[Start of DATA SHOWN]
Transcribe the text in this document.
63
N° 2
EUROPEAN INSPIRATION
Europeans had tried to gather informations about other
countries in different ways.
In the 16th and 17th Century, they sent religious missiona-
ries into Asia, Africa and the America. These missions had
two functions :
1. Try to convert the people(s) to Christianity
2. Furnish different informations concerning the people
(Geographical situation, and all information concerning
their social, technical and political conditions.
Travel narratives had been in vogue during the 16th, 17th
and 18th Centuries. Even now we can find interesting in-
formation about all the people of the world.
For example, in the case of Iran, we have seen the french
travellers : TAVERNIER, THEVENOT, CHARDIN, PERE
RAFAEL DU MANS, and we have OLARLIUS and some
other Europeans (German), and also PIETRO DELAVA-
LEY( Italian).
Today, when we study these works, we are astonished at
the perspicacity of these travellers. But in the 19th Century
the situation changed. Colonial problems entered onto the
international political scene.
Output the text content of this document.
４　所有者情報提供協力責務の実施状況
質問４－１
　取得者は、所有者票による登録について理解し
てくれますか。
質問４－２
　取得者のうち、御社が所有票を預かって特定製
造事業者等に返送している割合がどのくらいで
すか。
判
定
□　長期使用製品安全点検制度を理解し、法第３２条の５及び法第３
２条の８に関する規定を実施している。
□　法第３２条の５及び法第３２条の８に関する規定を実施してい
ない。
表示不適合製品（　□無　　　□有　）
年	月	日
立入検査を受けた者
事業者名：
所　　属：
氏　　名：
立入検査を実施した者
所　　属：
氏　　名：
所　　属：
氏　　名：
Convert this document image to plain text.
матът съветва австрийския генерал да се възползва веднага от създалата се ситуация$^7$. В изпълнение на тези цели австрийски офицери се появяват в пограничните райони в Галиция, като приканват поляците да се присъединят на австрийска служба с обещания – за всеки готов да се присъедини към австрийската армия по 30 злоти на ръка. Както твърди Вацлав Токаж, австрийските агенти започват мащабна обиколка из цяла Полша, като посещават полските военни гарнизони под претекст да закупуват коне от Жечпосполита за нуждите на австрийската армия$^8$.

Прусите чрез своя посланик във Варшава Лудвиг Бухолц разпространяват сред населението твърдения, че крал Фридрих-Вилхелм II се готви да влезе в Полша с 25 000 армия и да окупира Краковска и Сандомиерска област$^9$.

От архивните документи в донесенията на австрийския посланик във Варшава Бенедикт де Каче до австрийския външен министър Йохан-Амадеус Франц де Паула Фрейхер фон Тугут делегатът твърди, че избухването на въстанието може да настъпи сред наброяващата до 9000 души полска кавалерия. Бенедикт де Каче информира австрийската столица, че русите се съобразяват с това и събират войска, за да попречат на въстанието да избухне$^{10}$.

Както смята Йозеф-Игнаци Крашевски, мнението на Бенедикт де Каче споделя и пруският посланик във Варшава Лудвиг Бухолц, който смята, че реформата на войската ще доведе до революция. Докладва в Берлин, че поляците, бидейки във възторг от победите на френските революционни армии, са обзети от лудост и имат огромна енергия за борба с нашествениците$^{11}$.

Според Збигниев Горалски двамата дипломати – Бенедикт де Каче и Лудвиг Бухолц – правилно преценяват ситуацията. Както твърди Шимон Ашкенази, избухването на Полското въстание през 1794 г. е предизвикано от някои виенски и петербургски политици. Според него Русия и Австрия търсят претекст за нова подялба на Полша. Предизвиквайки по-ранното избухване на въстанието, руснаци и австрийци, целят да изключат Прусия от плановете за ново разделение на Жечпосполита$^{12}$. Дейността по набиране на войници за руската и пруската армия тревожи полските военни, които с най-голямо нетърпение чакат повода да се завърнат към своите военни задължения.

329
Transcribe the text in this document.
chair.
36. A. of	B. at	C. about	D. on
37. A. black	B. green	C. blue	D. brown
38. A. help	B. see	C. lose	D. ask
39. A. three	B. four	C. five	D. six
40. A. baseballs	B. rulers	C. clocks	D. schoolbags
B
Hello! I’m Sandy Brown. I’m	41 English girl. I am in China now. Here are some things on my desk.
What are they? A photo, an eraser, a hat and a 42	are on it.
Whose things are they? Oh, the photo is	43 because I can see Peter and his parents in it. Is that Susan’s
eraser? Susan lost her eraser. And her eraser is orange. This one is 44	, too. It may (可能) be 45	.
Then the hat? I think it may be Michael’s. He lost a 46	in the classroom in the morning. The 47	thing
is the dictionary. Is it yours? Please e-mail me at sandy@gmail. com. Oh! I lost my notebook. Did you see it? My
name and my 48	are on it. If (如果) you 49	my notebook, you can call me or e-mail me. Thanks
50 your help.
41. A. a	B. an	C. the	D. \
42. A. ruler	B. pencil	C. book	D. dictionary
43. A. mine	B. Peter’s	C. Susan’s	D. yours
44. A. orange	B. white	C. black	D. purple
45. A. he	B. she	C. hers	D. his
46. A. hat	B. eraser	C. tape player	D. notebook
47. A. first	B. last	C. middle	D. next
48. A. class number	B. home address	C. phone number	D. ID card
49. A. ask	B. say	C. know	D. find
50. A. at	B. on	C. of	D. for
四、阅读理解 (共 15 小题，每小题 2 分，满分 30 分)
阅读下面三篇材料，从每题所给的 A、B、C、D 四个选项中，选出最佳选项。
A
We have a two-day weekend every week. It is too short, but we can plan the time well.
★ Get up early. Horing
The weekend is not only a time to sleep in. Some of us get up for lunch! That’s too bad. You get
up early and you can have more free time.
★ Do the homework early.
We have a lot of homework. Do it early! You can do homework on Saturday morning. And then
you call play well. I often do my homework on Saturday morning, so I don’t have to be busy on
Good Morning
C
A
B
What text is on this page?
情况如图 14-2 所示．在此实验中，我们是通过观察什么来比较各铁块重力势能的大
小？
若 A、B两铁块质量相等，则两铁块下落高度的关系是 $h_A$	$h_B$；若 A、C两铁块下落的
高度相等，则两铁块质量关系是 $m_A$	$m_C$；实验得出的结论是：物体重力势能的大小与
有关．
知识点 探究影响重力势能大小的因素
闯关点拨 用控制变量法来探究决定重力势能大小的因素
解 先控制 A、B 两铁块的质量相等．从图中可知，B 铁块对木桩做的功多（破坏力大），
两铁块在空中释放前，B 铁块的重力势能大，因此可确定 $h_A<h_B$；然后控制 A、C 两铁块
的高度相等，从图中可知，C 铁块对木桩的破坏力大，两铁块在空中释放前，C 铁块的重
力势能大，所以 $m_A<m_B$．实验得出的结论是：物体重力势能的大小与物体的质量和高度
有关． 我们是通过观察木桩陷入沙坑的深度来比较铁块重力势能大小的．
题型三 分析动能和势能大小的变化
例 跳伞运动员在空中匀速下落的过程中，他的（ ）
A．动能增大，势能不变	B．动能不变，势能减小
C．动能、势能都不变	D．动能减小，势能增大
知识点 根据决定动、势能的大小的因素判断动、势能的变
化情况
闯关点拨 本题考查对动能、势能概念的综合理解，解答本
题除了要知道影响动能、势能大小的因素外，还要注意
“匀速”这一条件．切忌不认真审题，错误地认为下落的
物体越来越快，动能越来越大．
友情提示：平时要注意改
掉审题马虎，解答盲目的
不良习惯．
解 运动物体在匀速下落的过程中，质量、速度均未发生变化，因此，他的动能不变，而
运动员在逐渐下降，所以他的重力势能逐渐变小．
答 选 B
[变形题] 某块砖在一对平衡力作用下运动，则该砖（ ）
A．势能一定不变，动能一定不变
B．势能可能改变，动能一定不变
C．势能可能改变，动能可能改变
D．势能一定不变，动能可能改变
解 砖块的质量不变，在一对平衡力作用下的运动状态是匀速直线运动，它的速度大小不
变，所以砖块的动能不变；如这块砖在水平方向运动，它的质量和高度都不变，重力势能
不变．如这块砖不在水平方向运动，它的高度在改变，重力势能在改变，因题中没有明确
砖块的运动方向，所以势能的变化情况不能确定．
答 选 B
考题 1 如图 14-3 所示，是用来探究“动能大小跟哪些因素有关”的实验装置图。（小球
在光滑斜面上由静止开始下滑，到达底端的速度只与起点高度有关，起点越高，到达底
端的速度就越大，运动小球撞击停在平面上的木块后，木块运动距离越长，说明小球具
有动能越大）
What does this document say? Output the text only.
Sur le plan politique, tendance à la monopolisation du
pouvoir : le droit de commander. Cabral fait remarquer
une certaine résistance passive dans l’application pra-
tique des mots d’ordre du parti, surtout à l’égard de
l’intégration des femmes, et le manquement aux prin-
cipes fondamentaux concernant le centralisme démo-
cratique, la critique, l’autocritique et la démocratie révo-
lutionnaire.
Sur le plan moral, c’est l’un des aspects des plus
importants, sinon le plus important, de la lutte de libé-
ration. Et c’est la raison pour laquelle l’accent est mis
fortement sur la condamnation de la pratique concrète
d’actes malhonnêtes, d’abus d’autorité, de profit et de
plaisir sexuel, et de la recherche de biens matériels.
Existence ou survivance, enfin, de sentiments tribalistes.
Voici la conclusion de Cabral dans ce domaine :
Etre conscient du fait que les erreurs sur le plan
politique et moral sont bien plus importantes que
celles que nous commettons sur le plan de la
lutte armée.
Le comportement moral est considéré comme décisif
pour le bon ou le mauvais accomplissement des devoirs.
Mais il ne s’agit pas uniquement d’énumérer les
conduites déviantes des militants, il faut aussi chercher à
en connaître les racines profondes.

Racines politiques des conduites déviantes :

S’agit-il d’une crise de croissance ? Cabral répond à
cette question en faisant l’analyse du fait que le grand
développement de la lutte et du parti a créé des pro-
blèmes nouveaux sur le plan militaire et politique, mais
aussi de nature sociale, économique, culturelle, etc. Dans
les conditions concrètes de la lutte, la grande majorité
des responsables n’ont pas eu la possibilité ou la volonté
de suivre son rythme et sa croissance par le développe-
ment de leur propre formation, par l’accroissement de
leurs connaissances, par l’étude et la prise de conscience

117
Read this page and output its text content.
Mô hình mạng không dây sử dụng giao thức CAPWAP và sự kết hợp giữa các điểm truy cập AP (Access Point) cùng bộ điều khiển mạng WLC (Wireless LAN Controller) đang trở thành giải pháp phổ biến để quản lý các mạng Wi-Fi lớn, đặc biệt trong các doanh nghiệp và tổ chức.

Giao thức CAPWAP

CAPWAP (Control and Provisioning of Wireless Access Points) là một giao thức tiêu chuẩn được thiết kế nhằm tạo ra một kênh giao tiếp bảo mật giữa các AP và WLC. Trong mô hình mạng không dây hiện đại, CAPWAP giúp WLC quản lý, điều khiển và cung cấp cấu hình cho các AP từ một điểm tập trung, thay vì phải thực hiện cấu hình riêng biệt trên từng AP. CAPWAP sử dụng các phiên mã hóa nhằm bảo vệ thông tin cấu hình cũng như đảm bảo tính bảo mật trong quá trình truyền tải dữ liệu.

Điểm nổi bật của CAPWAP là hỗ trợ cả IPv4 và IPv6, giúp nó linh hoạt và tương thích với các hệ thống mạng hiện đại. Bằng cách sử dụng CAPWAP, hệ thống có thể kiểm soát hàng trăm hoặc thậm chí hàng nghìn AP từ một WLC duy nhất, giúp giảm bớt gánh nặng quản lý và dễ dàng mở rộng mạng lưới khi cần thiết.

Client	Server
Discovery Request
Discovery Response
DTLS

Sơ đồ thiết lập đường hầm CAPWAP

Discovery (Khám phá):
[End of DATA SHOWN]
EXERCISE DIRECTIONS
Reply with the number of lines in the preceding entries that contain "about", and no other words.

EXPECTED OUTPUT
3